# Records to use:
————————
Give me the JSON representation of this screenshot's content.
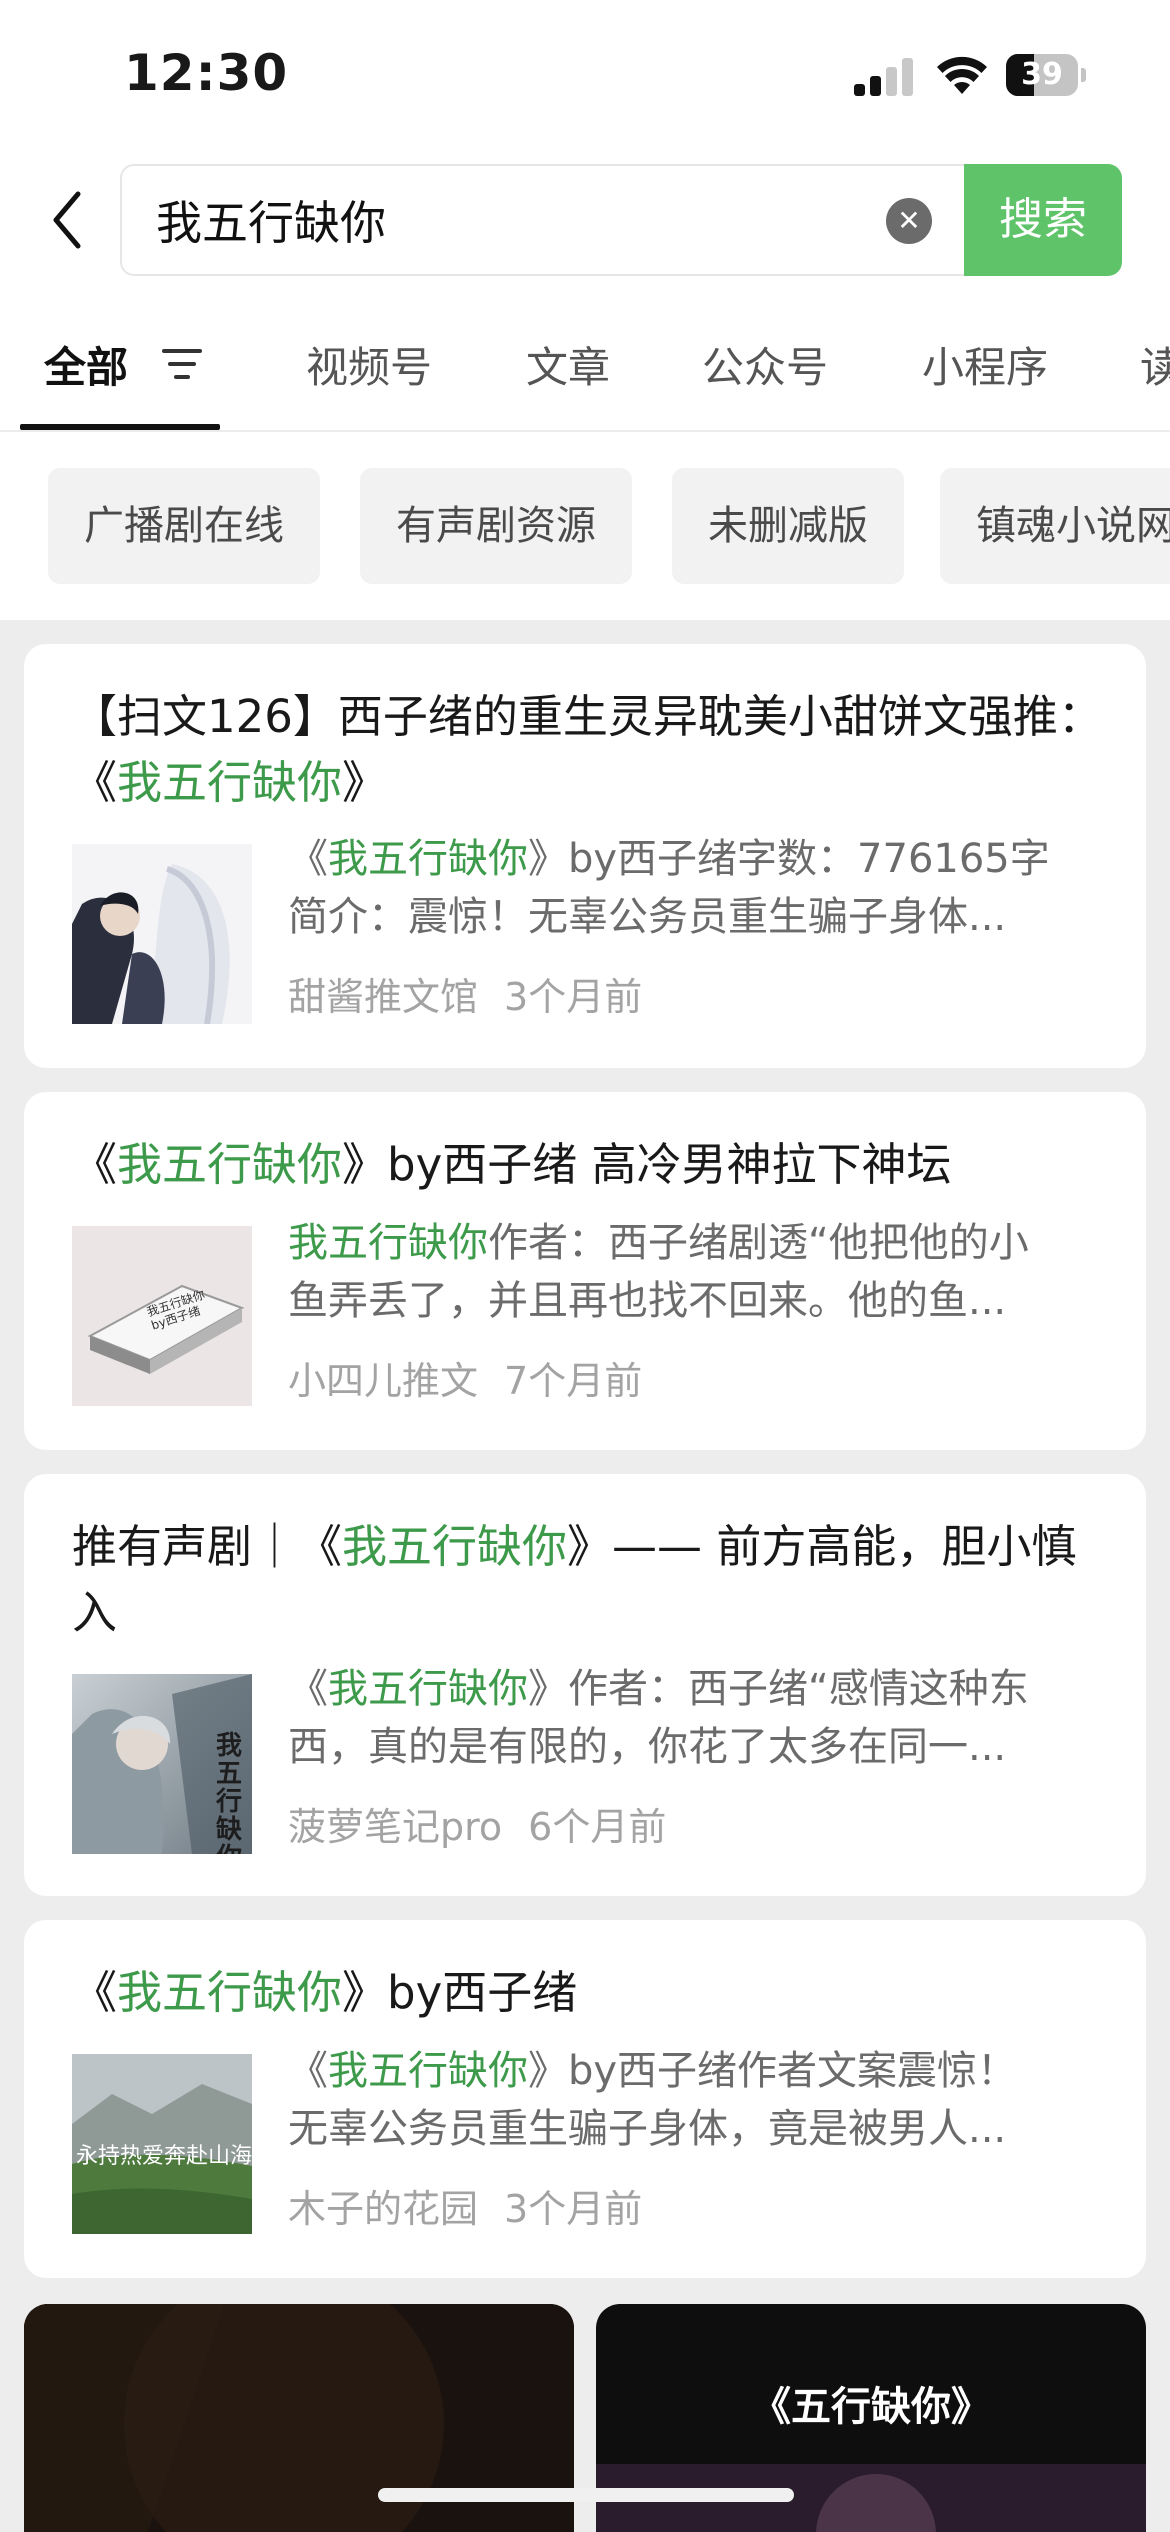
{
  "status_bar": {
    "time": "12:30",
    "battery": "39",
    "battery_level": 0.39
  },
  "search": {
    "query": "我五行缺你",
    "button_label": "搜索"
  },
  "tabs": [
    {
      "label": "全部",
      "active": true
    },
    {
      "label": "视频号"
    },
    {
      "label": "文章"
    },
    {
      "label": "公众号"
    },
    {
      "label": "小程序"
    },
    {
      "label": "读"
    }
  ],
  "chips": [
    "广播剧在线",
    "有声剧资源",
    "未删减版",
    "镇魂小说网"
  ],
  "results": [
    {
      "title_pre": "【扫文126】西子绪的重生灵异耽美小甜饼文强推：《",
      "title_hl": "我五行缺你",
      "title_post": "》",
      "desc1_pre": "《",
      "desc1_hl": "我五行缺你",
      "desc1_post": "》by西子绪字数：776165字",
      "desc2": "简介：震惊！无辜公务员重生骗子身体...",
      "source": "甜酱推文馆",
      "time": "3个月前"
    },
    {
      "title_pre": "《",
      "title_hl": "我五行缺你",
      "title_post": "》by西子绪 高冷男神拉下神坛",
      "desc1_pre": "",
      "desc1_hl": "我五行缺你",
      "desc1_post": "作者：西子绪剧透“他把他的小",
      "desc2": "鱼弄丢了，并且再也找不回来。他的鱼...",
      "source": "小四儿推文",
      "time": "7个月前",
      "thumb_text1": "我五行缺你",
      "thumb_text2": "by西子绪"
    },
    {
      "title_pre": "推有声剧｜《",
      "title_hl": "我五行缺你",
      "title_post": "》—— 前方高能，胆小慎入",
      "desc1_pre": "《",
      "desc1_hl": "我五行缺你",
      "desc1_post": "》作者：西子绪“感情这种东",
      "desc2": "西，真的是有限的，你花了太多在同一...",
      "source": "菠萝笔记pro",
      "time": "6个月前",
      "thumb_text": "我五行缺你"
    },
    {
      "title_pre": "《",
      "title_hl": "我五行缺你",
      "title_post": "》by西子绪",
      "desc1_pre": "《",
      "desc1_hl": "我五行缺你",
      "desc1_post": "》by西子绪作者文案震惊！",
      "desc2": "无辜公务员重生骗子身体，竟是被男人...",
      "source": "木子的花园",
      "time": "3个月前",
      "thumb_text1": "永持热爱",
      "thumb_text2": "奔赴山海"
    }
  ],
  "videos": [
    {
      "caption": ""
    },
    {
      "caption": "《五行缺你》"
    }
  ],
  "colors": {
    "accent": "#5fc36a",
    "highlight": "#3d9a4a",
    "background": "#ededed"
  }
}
————————
Respond with the number of lines containing "time" and no additional words.

5